DATA TO USE →
START

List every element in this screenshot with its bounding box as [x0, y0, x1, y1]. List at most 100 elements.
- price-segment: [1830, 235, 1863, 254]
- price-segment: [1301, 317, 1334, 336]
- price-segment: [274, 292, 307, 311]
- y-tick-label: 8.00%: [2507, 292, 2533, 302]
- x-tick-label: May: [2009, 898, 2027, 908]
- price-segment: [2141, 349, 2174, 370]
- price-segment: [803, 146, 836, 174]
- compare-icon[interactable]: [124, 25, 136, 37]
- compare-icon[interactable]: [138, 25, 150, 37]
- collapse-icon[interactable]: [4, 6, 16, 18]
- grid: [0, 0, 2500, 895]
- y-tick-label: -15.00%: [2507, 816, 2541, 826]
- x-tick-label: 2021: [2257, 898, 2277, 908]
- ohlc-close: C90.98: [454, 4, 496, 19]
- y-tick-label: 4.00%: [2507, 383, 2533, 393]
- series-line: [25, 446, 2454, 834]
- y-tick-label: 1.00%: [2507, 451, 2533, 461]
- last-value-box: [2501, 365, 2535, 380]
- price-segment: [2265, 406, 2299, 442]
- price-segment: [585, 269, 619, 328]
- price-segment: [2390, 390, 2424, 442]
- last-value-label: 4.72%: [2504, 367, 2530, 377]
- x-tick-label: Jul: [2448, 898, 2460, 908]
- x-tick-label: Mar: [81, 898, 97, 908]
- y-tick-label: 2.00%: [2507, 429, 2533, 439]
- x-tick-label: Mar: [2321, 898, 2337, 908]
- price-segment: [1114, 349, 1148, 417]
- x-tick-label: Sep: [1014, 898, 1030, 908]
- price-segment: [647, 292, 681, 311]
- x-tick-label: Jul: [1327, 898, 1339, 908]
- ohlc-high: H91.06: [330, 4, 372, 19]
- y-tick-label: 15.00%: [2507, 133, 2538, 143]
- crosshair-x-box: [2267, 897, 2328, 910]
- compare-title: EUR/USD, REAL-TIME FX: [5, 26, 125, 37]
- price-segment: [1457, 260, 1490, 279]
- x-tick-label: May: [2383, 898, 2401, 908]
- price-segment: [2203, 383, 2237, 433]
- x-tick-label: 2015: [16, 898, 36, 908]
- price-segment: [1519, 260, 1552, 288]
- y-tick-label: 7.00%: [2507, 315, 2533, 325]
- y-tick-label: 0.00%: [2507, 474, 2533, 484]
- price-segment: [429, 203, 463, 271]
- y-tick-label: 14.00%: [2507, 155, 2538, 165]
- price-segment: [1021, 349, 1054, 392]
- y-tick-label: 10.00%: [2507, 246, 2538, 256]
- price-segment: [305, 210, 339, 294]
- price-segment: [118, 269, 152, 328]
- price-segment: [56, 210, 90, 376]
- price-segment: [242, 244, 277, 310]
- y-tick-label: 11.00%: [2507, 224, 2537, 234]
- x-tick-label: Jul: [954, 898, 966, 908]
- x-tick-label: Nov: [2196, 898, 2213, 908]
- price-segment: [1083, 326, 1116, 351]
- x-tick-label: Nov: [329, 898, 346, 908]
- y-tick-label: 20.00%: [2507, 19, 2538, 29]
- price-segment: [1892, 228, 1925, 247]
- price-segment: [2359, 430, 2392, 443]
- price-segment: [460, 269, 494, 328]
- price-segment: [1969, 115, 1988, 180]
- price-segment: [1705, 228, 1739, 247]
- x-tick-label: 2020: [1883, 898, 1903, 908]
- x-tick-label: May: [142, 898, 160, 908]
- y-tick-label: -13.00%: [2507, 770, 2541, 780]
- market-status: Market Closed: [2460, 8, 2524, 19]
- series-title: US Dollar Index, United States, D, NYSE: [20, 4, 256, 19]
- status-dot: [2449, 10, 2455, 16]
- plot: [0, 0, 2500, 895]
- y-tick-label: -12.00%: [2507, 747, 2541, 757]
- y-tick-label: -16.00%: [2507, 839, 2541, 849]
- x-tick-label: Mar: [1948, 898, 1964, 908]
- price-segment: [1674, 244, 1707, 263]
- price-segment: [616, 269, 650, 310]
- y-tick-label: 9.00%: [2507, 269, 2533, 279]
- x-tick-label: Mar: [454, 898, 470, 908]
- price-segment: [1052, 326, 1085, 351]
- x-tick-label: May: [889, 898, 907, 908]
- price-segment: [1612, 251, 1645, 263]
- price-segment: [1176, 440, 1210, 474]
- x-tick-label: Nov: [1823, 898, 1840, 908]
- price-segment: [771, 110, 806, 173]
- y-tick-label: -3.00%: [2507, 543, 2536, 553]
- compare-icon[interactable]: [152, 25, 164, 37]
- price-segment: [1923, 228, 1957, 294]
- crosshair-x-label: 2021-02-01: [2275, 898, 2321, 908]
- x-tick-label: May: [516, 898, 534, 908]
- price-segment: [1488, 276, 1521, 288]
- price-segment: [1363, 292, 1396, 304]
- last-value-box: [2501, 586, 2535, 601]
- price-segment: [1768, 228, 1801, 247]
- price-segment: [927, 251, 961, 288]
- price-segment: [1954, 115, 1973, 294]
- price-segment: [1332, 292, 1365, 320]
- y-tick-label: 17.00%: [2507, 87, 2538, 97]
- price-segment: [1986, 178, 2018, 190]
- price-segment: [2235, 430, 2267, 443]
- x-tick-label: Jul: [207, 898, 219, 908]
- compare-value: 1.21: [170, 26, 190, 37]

END

Reproduce the listing above line for line, without any changes.

List every element in this screenshot with its bounding box as [x0, y0, x1, y1]. List at most 100 elements.
- price-segment: [1830, 235, 1863, 254]
- price-segment: [1301, 317, 1334, 336]
- price-segment: [274, 292, 307, 311]
- y-tick-label: 8.00%: [2507, 292, 2533, 302]
- x-tick-label: May: [2009, 898, 2027, 908]
- price-segment: [2141, 349, 2174, 370]
- price-segment: [803, 146, 836, 174]
- compare-icon[interactable]: [124, 25, 136, 37]
- compare-icon[interactable]: [138, 25, 150, 37]
- collapse-icon[interactable]: [4, 6, 16, 18]
- grid: [0, 0, 2500, 895]
- y-tick-label: -15.00%: [2507, 816, 2541, 826]
- x-tick-label: 2021: [2257, 898, 2277, 908]
- ohlc-close: C90.98: [454, 4, 496, 19]
- y-tick-label: 4.00%: [2507, 383, 2533, 393]
- series-line: [25, 446, 2454, 834]
- y-tick-label: 1.00%: [2507, 451, 2533, 461]
- last-value-box: [2501, 365, 2535, 380]
- price-segment: [2265, 406, 2299, 442]
- price-segment: [585, 269, 619, 328]
- price-segment: [2390, 390, 2424, 442]
- last-value-label: 4.72%: [2504, 367, 2530, 377]
- x-tick-label: Jul: [2448, 898, 2460, 908]
- x-tick-label: Mar: [81, 898, 97, 908]
- y-tick-label: 2.00%: [2507, 429, 2533, 439]
- x-tick-label: Mar: [2321, 898, 2337, 908]
- price-segment: [1114, 349, 1148, 417]
- x-tick-label: Sep: [1014, 898, 1030, 908]
- price-segment: [647, 292, 681, 311]
- x-tick-label: Jul: [1327, 898, 1339, 908]
- ohlc-high: H91.06: [330, 4, 372, 19]
- y-tick-label: 15.00%: [2507, 133, 2538, 143]
- crosshair-x-box: [2267, 897, 2328, 910]
- compare-title: EUR/USD, REAL-TIME FX: [5, 26, 125, 37]
- price-segment: [1457, 260, 1490, 279]
- x-tick-label: May: [2383, 898, 2401, 908]
- price-segment: [2203, 383, 2237, 433]
- x-tick-label: 2015: [16, 898, 36, 908]
- price-segment: [1519, 260, 1552, 288]
- y-tick-label: 7.00%: [2507, 315, 2533, 325]
- y-tick-label: 0.00%: [2507, 474, 2533, 484]
- price-segment: [429, 203, 463, 271]
- y-tick-label: 14.00%: [2507, 155, 2538, 165]
- price-segment: [1021, 349, 1054, 392]
- y-tick-label: 10.00%: [2507, 246, 2538, 256]
- price-segment: [305, 210, 339, 294]
- price-segment: [118, 269, 152, 328]
- price-segment: [56, 210, 90, 376]
- price-segment: [242, 244, 277, 310]
- y-tick-label: 11.00%: [2507, 224, 2537, 234]
- x-tick-label: Jul: [954, 898, 966, 908]
- x-tick-label: Nov: [2196, 898, 2213, 908]
- price-segment: [1083, 326, 1116, 351]
- x-tick-label: Nov: [329, 898, 346, 908]
- y-tick-label: 20.00%: [2507, 19, 2538, 29]
- price-segment: [1892, 228, 1925, 247]
- price-segment: [2359, 430, 2392, 443]
- price-segment: [460, 269, 494, 328]
- price-segment: [1969, 115, 1988, 180]
- price-segment: [1705, 228, 1739, 247]
- x-tick-label: 2020: [1883, 898, 1903, 908]
- x-tick-label: May: [142, 898, 160, 908]
- y-tick-label: -13.00%: [2507, 770, 2541, 780]
- market-status: Market Closed: [2460, 8, 2524, 19]
- series-title: US Dollar Index, United States, D, NYSE: [20, 4, 256, 19]
- status-dot: [2449, 10, 2455, 16]
- plot: [0, 0, 2500, 895]
- y-tick-label: -12.00%: [2507, 747, 2541, 757]
- y-tick-label: -16.00%: [2507, 839, 2541, 849]
- x-tick-label: Mar: [1948, 898, 1964, 908]
- price-segment: [1674, 244, 1707, 263]
- price-segment: [616, 269, 650, 310]
- y-tick-label: 9.00%: [2507, 269, 2533, 279]
- x-tick-label: Mar: [454, 898, 470, 908]
- price-segment: [1052, 326, 1085, 351]
- x-tick-label: May: [889, 898, 907, 908]
- price-segment: [1612, 251, 1645, 263]
- price-segment: [1176, 440, 1210, 474]
- x-tick-label: Nov: [1823, 898, 1840, 908]
- price-segment: [771, 110, 806, 173]
- y-tick-label: -3.00%: [2507, 543, 2536, 553]
- compare-icon[interactable]: [152, 25, 164, 37]
- price-segment: [1923, 228, 1957, 294]
- crosshair-x-label: 2021-02-01: [2275, 898, 2321, 908]
- x-tick-label: May: [516, 898, 534, 908]
- price-segment: [1488, 276, 1521, 288]
- price-segment: [1363, 292, 1396, 304]
- last-value-box: [2501, 586, 2535, 601]
- price-segment: [1768, 228, 1801, 247]
- price-segment: [927, 251, 961, 288]
- price-segment: [1954, 115, 1973, 294]
- price-segment: [1332, 292, 1365, 320]
- y-tick-label: 17.00%: [2507, 87, 2538, 97]
- price-segment: [1986, 178, 2018, 190]
- price-segment: [2235, 430, 2267, 443]
- x-tick-label: Jul: [207, 898, 219, 908]
- compare-value: 1.21: [170, 26, 190, 37]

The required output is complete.